TASK DIRECTIONS:
Copy the lines that follow, keeping every character the same.

Extracted records:
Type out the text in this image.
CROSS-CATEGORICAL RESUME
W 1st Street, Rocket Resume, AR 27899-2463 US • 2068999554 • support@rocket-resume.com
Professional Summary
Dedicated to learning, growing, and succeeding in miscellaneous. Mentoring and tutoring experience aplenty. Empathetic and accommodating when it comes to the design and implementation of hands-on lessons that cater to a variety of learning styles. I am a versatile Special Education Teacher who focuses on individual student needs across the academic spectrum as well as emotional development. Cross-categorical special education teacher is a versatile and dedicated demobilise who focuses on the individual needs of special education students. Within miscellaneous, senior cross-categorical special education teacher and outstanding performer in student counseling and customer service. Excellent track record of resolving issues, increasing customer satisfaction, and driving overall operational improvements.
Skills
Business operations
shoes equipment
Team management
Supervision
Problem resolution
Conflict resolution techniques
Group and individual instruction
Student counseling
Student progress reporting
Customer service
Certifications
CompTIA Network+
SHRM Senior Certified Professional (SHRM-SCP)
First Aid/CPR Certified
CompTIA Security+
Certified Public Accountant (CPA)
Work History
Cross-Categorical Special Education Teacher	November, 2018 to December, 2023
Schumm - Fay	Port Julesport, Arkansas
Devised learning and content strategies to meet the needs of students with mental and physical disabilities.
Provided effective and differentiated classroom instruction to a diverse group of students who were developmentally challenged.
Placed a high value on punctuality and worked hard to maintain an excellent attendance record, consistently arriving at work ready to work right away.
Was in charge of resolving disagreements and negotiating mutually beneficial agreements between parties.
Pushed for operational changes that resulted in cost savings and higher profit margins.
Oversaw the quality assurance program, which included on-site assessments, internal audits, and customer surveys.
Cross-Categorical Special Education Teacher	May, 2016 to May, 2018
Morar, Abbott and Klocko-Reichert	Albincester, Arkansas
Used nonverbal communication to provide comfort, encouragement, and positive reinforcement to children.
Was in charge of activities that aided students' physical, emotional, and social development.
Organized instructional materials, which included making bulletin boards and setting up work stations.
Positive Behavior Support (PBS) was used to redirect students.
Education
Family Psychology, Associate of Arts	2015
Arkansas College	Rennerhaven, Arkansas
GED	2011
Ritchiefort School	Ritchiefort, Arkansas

THE SOLUTION:
Type out the text in this image.
CROSS-CATEGORICAL RESUME
W 1st Street, Rocket Resume, AR 27899-2463 US • 2068999554 • support@rocket-resume.com
Professional Summary
Dedicated to learning, growing, and succeeding in miscellaneous. Mentoring and tutoring experience aplenty. Empathetic and accommodating when it comes to the design and implementation of hands-on lessons that cater to a variety of learning styles. I am a versatile Special Education Teacher who focuses on individual student needs across the academic spectrum as well as emotional development. Cross-categorical special education teacher is a versatile and dedicated demobilise who focuses on the individual needs of special education students. Within miscellaneous, senior cross-categorical special education teacher and outstanding performer in student counseling and customer service. Excellent track record of resolving issues, increasing customer satisfaction, and driving overall operational improvements.
Skills
Business operations
shoes equipment
Team management
Supervision
Problem resolution
Conflict resolution techniques
Group and individual instruction
Student counseling
Student progress reporting
Customer service
Certifications
CompTIA Network+
SHRM Senior Certified Professional (SHRM-SCP)
First Aid/CPR Certified
CompTIA Security+
Certified Public Accountant (CPA)
Work History
Cross-Categorical Special Education Teacher	November, 2018 to December, 2023
Schumm - Fay	Port Julesport, Arkansas
Devised learning and content strategies to meet the needs of students with mental and physical disabilities.
Provided effective and differentiated classroom instruction to a diverse group of students who were developmentally challenged.
Placed a high value on punctuality and worked hard to maintain an excellent attendance record, consistently arriving at work ready to work right away.
Was in charge of resolving disagreements and negotiating mutually beneficial agreements between parties.
Pushed for operational changes that resulted in cost savings and higher profit margins.
Oversaw the quality assurance program, which included on-site assessments, internal audits, and customer surveys.
Cross-Categorical Special Education Teacher	May, 2016 to May, 2018
Morar, Abbott and Klocko-Reichert	Albincester, Arkansas
Used nonverbal communication to provide comfort, encouragement, and positive reinforcement to children.
Was in charge of activities that aided students' physical, emotional, and social development.
Organized instructional materials, which included making bulletin boards and setting up work stations.
Positive Behavior Support (PBS) was used to redirect students.
Education
Family Psychology, Associate of Arts	2015
Arkansas College	Rennerhaven, Arkansas
GED	2011
Ritchiefort School	Ritchiefort, Arkansas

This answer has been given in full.